- **WRITTEN TASK**
Extract the data exactly, missing nothing.

- **ITEMS**
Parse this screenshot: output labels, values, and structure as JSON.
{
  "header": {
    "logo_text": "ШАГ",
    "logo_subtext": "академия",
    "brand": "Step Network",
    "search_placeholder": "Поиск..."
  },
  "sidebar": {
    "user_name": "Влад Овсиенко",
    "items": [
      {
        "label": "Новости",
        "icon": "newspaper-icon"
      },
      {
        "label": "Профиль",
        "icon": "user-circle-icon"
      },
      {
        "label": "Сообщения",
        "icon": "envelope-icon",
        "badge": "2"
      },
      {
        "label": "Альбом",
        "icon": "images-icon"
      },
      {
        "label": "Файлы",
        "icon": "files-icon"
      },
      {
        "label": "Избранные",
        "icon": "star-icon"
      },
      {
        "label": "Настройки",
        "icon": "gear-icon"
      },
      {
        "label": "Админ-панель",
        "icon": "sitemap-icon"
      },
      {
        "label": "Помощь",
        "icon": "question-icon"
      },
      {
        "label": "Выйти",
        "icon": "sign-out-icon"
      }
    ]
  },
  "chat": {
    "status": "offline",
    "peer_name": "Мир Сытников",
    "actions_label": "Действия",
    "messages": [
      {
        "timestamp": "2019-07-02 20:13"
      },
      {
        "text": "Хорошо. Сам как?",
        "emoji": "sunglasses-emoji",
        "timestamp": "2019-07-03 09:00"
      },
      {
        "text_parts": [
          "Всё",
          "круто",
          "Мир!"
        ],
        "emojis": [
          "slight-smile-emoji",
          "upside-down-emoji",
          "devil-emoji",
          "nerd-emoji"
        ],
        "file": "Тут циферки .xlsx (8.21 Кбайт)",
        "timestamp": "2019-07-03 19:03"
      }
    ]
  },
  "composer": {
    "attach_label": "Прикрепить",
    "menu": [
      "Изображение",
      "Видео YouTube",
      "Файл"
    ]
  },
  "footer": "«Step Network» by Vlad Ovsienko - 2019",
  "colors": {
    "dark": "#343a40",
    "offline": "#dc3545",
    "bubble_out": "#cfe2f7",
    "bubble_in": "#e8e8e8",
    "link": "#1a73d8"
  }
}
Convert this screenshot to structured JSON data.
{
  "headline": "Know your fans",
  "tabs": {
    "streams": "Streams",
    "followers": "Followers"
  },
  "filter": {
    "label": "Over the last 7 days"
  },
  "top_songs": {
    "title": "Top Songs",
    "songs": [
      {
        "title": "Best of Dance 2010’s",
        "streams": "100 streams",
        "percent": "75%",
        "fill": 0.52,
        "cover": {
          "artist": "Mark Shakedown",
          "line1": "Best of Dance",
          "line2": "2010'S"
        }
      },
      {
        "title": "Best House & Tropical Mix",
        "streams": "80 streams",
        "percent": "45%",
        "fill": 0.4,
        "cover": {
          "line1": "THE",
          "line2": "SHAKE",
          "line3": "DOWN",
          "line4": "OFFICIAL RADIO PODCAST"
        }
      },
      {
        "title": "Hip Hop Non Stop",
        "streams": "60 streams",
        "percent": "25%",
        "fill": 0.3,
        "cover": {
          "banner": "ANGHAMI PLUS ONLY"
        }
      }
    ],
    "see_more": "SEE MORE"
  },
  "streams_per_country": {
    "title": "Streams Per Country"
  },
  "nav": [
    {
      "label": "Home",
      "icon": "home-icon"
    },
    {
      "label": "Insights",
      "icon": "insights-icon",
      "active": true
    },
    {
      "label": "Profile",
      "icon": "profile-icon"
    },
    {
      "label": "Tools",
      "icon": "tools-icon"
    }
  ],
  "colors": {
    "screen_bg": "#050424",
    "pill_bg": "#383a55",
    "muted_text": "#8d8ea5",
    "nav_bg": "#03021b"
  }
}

- **EXERCISE RESPONSE**
Parse this screenshot: output labels, values, and structure as JSON.
{
  "header": {
    "logo_text": "ШАГ",
    "logo_subtext": "академия",
    "brand": "Step Network",
    "search_placeholder": "Поиск..."
  },
  "sidebar": {
    "user_name": "Влад Овсиенко",
    "items": [
      {
        "label": "Новости",
        "icon": "newspaper-icon"
      },
      {
        "label": "Профиль",
        "icon": "user-circle-icon"
      },
      {
        "label": "Сообщения",
        "icon": "envelope-icon",
        "badge": "2"
      },
      {
        "label": "Альбом",
        "icon": "images-icon"
      },
      {
        "label": "Файлы",
        "icon": "files-icon"
      },
      {
        "label": "Избранные",
        "icon": "star-icon"
      },
      {
        "label": "Настройки",
        "icon": "gear-icon"
      },
      {
        "label": "Админ-панель",
        "icon": "sitemap-icon"
      },
      {
        "label": "Помощь",
        "icon": "question-icon"
      },
      {
        "label": "Выйти",
        "icon": "sign-out-icon"
      }
    ]
  },
  "chat": {
    "status": "offline",
    "peer_name": "Мир Сытников",
    "actions_label": "Действия",
    "messages": [
      {
        "timestamp": "2019-07-02 20:13"
      },
      {
        "text": "Хорошо. Сам как?",
        "emoji": "sunglasses-emoji",
        "timestamp": "2019-07-03 09:00"
      },
      {
        "text_parts": [
          "Всё",
          "круто",
          "Мир!"
        ],
        "emojis": [
          "slight-smile-emoji",
          "upside-down-emoji",
          "devil-emoji",
          "nerd-emoji"
        ],
        "file": "Тут циферки .xlsx (8.21 Кбайт)",
        "timestamp": "2019-07-03 19:03"
      }
    ]
  },
  "composer": {
    "attach_label": "Прикрепить",
    "menu": [
      "Изображение",
      "Видео YouTube",
      "Файл"
    ]
  },
  "footer": "«Step Network» by Vlad Ovsienko - 2019",
  "colors": {
    "dark": "#343a40",
    "offline": "#dc3545",
    "bubble_out": "#cfe2f7",
    "bubble_in": "#e8e8e8",
    "link": "#1a73d8"
  }
}
Convert this screenshot to structured JSON data.
{
  "headline": "Know your fans",
  "tabs": {
    "streams": "Streams",
    "followers": "Followers"
  },
  "filter": {
    "label": "Over the last 7 days"
  },
  "top_songs": {
    "title": "Top Songs",
    "songs": [
      {
        "title": "Best of Dance 2010’s",
        "streams": "100 streams",
        "percent": "75%",
        "fill": 0.52,
        "cover": {
          "artist": "Mark Shakedown",
          "line1": "Best of Dance",
          "line2": "2010'S"
        }
      },
      {
        "title": "Best House & Tropical Mix",
        "streams": "80 streams",
        "percent": "45%",
        "fill": 0.4,
        "cover": {
          "line1": "THE",
          "line2": "SHAKE",
          "line3": "DOWN",
          "line4": "OFFICIAL RADIO PODCAST"
        }
      },
      {
        "title": "Hip Hop Non Stop",
        "streams": "60 streams",
        "percent": "25%",
        "fill": 0.3,
        "cover": {
          "banner": "ANGHAMI PLUS ONLY"
        }
      }
    ],
    "see_more": "SEE MORE"
  },
  "streams_per_country": {
    "title": "Streams Per Country"
  },
  "nav": [
    {
      "label": "Home",
      "icon": "home-icon"
    },
    {
      "label": "Insights",
      "icon": "insights-icon",
      "active": true
    },
    {
      "label": "Profile",
      "icon": "profile-icon"
    },
    {
      "label": "Tools",
      "icon": "tools-icon"
    }
  ],
  "colors": {
    "screen_bg": "#050424",
    "pill_bg": "#383a55",
    "muted_text": "#8d8ea5",
    "nav_bg": "#03021b"
  }
}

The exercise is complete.